=== Collected data entries ===
#####

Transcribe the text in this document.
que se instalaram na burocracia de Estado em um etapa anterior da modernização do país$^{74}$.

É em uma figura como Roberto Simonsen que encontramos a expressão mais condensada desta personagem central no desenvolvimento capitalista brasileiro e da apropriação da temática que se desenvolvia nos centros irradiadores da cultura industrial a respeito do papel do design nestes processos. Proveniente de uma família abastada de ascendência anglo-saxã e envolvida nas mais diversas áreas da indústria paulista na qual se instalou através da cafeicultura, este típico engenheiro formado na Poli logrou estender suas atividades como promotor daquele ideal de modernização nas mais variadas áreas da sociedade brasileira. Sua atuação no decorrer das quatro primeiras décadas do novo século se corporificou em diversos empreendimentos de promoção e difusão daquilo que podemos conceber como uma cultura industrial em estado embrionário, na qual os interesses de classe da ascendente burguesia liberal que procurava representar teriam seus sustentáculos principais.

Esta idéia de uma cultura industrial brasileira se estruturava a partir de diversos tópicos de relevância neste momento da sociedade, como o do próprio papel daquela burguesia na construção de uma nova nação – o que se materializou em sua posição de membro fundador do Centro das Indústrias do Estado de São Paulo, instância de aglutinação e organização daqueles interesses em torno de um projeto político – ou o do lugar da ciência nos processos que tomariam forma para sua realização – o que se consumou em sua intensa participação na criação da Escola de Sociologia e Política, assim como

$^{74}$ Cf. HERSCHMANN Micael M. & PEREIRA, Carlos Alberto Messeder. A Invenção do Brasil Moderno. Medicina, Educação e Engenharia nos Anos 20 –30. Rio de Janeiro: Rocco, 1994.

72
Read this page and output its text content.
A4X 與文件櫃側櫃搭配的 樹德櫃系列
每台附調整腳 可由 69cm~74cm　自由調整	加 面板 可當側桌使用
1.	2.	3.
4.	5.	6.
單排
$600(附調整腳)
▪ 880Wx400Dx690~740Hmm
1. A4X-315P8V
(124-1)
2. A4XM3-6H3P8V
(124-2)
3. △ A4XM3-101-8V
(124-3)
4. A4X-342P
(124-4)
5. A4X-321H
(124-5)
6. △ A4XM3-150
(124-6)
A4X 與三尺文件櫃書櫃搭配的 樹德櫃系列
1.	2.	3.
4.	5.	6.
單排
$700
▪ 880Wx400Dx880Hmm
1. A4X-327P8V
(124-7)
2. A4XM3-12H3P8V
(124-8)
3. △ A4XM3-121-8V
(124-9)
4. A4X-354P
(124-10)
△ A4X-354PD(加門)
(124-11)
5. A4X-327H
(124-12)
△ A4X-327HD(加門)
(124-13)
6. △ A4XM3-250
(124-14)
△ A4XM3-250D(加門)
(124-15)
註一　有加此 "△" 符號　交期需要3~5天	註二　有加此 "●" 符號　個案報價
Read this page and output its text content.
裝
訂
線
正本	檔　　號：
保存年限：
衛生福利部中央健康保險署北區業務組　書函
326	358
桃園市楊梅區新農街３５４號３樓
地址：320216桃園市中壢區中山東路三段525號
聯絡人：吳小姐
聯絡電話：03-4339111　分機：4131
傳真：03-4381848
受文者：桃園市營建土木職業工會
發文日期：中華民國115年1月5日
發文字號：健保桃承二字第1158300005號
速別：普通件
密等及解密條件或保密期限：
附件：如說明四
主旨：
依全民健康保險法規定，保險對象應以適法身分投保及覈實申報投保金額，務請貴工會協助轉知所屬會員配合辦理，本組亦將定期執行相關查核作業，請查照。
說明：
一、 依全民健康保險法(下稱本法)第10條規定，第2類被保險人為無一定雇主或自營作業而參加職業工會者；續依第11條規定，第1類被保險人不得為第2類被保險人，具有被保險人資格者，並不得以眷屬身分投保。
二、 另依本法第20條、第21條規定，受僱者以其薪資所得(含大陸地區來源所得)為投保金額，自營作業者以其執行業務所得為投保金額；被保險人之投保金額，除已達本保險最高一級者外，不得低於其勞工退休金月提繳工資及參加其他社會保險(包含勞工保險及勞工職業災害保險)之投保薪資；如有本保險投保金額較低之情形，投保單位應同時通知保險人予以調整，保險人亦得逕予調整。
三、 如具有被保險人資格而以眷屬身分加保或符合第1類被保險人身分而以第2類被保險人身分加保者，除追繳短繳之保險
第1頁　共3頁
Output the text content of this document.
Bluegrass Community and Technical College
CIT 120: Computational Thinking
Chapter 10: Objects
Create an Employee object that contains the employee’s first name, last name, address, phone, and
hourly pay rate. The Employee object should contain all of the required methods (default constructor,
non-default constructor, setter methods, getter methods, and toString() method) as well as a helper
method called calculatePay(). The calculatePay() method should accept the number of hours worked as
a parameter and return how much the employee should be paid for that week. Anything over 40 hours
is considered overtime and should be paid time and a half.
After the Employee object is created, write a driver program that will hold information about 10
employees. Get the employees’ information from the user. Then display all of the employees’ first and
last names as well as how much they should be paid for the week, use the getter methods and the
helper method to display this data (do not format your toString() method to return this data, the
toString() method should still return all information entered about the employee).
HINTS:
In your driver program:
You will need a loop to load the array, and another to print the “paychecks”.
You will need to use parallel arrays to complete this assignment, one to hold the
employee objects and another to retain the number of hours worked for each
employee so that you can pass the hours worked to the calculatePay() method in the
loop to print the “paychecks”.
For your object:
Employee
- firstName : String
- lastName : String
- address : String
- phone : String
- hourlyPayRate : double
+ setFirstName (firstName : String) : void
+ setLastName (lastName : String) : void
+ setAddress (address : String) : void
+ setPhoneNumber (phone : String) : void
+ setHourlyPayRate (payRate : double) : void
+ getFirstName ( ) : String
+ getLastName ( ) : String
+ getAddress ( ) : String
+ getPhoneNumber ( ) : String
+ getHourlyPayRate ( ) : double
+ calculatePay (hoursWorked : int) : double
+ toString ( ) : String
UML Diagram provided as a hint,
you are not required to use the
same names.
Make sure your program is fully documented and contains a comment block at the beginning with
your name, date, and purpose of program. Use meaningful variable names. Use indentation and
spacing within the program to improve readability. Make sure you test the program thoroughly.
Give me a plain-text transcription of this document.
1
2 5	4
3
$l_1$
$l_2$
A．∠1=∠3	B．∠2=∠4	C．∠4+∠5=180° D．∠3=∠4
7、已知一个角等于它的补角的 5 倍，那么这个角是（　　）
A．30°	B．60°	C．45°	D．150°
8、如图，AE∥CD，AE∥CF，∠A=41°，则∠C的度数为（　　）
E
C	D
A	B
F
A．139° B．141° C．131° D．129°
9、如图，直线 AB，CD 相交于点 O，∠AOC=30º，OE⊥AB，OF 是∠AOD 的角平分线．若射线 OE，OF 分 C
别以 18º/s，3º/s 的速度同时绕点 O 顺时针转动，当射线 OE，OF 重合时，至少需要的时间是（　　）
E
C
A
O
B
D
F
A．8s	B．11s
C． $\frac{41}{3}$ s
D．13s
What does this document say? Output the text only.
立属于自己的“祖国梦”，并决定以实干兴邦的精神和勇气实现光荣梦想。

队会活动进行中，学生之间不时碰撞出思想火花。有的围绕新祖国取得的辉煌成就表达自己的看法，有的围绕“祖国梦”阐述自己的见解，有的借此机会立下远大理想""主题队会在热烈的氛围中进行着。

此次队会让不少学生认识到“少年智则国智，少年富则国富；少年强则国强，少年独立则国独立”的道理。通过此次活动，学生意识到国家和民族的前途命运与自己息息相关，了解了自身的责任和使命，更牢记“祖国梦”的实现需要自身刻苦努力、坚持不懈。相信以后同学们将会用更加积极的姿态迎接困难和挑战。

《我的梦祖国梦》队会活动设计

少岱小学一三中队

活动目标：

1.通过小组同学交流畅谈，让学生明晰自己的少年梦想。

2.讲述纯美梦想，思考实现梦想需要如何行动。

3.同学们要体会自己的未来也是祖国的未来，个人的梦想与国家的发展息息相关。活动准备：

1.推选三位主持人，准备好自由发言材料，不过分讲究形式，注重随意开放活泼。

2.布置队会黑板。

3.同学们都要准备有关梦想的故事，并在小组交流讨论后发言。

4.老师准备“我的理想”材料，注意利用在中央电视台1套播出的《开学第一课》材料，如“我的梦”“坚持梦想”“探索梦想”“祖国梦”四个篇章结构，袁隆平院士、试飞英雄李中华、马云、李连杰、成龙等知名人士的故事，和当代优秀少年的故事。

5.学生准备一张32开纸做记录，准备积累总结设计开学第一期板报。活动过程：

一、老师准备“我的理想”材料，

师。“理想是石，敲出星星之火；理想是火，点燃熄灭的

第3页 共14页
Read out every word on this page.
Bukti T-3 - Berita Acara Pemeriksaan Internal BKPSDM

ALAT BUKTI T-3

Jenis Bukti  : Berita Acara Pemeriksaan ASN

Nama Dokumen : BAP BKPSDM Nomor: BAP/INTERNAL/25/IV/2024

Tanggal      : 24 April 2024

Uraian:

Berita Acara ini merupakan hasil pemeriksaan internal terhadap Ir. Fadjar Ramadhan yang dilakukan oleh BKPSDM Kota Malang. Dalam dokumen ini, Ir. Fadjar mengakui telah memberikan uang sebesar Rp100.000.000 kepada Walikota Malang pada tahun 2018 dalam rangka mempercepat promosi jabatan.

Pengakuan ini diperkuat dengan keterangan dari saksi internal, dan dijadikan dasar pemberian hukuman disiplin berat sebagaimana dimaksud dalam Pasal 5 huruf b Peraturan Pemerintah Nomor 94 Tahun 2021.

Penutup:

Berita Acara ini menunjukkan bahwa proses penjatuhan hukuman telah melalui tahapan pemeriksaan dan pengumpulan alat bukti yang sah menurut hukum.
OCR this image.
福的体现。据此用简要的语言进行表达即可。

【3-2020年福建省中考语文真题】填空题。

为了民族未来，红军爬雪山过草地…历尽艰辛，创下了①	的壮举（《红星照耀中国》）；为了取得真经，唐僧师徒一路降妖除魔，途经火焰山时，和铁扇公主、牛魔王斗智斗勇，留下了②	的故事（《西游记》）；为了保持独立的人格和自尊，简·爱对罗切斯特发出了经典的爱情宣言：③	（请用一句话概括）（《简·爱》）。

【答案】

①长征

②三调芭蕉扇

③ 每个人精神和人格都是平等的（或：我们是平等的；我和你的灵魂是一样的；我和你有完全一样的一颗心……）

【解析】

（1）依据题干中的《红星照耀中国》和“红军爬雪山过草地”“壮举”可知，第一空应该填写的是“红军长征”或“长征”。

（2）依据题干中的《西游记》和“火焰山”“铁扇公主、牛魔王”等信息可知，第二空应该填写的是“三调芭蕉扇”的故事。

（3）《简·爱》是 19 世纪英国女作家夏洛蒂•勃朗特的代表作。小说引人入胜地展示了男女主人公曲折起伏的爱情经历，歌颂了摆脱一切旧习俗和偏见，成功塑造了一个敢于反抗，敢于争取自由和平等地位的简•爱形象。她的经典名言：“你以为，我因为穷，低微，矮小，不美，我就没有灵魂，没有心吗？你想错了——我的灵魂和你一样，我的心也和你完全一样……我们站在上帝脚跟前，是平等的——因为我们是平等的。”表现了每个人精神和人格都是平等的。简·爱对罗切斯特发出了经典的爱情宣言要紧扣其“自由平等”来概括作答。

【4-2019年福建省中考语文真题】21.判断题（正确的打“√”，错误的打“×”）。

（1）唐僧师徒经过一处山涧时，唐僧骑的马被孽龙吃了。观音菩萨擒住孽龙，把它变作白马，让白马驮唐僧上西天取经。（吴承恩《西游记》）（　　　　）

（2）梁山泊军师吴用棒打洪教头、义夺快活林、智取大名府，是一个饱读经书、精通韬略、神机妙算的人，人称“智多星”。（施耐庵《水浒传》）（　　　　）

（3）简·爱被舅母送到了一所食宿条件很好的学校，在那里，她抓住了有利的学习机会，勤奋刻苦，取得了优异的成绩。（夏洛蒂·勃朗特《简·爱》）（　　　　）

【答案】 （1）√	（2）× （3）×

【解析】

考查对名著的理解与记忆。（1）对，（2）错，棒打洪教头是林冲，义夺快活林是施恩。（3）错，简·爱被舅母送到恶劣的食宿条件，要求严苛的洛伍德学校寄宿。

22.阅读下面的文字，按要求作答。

#####

Show the lines of the data that hold the word "void".

=== Exercise result ===
+ setFirstName (firstName : String) : void
+ setLastName (lastName : String) : void
+ setAddress (address : String) : void
+ setPhoneNumber (phone : String) : void
+ setHourlyPayRate (payRate : double) : void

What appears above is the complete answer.